*JOB*
Leave out the images; return the rest of the data exactly.

-- begin DATA EXCERPTS --

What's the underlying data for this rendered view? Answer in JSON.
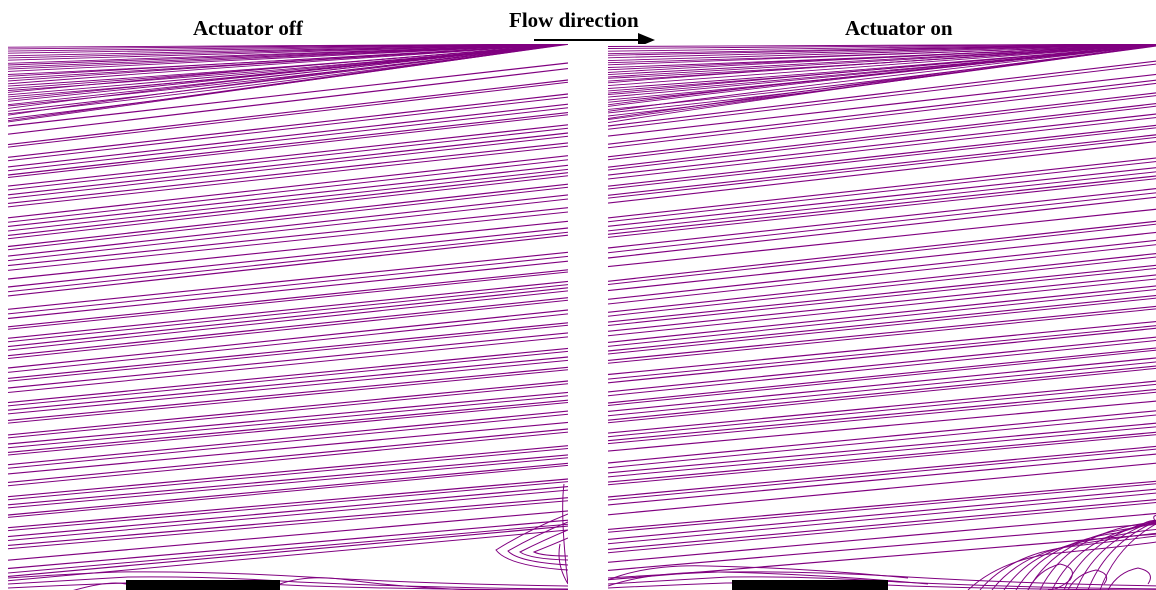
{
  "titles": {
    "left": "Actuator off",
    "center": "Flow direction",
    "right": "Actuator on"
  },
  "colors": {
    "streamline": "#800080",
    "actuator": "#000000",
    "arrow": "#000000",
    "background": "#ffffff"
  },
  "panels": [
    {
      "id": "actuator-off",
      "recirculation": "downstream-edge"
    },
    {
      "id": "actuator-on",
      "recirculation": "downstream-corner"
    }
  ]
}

-- end DATA EXCERPTS --

*RESULT OF THIS EXERCISE*
What's the underlying data for this rendered view? Answer in JSON.
{
  "titles": {
    "left": "Actuator off",
    "center": "Flow direction",
    "right": "Actuator on"
  },
  "colors": {
    "streamline": "#800080",
    "actuator": "#000000",
    "arrow": "#000000",
    "background": "#ffffff"
  },
  "panels": [
    {
      "id": "actuator-off",
      "recirculation": "downstream-edge"
    },
    {
      "id": "actuator-on",
      "recirculation": "downstream-corner"
    }
  ]
}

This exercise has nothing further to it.